-- Dataset records start --

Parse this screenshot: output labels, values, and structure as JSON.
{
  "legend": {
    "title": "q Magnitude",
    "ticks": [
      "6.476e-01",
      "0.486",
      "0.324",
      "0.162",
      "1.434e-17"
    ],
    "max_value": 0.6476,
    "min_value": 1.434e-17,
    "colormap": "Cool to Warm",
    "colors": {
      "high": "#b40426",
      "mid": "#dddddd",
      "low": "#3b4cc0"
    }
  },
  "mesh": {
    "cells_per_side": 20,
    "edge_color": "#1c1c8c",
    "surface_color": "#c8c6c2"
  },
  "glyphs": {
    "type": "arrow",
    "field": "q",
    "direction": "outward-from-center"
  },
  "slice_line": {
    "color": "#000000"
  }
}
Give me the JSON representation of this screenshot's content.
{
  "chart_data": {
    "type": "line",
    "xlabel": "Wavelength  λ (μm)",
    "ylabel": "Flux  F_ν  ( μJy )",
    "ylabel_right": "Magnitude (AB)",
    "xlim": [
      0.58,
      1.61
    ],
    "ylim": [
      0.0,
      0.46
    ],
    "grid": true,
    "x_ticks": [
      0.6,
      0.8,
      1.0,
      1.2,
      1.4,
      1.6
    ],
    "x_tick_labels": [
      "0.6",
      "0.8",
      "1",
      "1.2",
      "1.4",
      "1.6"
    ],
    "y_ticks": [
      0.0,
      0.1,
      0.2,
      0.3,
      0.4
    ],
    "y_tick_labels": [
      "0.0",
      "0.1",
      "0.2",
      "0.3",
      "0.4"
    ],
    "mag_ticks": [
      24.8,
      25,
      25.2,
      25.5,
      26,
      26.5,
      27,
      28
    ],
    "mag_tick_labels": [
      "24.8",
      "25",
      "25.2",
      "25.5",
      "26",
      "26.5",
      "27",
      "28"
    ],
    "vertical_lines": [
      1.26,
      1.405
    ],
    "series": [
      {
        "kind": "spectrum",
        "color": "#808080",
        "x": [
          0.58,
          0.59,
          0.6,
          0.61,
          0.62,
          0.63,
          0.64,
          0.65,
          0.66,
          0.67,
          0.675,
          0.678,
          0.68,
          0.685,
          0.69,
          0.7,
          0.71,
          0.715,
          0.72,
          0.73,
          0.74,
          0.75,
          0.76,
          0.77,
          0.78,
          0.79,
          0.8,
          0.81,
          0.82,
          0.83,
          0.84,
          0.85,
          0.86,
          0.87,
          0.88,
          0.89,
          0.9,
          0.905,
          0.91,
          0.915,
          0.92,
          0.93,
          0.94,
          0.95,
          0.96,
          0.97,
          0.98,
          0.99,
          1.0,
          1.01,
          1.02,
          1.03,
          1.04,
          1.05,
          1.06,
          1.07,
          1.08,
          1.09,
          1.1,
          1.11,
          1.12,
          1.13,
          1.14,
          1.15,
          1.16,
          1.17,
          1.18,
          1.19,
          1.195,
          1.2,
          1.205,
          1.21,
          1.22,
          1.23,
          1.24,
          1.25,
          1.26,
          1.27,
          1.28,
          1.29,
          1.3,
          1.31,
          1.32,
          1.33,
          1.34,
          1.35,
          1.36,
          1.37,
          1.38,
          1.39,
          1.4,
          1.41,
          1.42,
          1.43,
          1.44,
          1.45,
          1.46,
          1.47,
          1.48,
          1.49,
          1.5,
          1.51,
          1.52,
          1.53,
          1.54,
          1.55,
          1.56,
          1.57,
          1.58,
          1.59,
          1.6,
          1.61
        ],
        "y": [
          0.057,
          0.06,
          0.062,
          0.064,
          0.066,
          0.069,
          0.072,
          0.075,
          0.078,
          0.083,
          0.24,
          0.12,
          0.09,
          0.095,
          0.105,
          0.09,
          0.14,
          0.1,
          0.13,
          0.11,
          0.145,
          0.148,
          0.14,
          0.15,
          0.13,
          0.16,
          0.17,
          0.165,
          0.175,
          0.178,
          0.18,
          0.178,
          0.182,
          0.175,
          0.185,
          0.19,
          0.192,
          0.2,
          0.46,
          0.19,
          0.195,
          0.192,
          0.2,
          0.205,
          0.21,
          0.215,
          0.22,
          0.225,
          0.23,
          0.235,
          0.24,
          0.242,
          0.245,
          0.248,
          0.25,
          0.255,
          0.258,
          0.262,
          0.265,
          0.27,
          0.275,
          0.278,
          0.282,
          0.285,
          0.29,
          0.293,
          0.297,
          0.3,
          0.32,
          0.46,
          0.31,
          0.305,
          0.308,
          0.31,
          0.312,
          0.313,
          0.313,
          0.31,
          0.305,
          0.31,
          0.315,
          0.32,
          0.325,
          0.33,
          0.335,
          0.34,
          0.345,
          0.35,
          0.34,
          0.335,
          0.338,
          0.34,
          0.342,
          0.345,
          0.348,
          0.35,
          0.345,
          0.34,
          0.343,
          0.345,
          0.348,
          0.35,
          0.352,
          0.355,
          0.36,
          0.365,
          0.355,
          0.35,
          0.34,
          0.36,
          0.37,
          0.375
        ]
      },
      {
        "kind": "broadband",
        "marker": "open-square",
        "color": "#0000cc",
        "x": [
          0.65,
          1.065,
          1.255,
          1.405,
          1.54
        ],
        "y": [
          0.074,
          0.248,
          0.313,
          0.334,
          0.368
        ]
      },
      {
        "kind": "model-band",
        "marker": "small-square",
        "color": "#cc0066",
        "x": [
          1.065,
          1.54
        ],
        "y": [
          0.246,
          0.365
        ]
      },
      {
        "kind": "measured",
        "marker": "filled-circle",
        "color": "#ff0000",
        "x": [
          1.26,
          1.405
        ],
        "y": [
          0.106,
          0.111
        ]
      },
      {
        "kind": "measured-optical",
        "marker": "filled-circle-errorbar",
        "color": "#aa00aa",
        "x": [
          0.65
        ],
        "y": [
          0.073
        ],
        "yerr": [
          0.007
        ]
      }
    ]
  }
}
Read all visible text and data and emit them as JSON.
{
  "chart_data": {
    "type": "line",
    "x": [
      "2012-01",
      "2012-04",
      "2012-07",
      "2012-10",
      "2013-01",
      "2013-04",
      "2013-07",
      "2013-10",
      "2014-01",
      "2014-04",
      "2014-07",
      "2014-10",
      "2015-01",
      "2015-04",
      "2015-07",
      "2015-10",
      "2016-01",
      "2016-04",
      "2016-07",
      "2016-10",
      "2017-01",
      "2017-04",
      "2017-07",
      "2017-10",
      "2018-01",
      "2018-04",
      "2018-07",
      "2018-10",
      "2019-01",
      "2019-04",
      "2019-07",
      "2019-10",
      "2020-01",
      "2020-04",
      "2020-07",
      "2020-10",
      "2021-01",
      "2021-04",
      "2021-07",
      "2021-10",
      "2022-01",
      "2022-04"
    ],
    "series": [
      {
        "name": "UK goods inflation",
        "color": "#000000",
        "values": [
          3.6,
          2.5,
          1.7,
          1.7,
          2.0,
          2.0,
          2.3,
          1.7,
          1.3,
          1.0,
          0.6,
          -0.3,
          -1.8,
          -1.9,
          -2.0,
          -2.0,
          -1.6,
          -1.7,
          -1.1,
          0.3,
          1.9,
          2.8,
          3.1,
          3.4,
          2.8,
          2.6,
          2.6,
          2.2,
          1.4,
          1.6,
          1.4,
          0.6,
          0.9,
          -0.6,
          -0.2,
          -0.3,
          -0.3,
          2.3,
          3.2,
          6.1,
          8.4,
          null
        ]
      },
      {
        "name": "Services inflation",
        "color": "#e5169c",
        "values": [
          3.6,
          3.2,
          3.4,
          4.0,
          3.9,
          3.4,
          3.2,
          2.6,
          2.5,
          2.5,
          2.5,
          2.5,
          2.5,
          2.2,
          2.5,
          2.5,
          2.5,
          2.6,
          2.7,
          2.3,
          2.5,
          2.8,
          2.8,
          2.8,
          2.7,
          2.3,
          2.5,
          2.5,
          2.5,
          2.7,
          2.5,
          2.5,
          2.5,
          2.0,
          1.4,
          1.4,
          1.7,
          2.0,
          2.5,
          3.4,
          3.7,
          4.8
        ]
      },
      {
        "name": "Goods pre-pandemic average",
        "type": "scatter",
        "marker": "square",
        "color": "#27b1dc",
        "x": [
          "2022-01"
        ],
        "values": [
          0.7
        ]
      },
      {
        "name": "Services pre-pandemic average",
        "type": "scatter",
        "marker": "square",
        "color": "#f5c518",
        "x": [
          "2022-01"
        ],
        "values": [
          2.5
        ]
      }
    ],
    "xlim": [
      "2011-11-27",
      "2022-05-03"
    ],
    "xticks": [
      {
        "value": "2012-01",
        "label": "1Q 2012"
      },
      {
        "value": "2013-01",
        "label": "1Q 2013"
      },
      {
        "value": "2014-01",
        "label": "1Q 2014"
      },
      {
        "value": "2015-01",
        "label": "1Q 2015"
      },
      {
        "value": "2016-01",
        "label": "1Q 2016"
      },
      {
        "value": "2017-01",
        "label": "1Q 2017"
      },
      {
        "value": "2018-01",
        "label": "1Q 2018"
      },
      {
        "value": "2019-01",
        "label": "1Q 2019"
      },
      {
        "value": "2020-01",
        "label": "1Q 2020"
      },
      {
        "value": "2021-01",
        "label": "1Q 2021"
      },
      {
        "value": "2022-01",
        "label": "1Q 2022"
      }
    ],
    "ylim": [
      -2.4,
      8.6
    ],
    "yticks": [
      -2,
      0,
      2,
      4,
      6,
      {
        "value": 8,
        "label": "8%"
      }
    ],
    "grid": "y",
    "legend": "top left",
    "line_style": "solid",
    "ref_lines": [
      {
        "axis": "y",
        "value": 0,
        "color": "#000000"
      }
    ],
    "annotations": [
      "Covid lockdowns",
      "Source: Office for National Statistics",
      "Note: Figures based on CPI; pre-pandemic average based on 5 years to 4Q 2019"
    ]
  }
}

-- Dataset records end --

▶ _Task description_
Find every line of the data that holds the string "circle", then say how many there are and nothing else.

▶ _Exercise answer_
2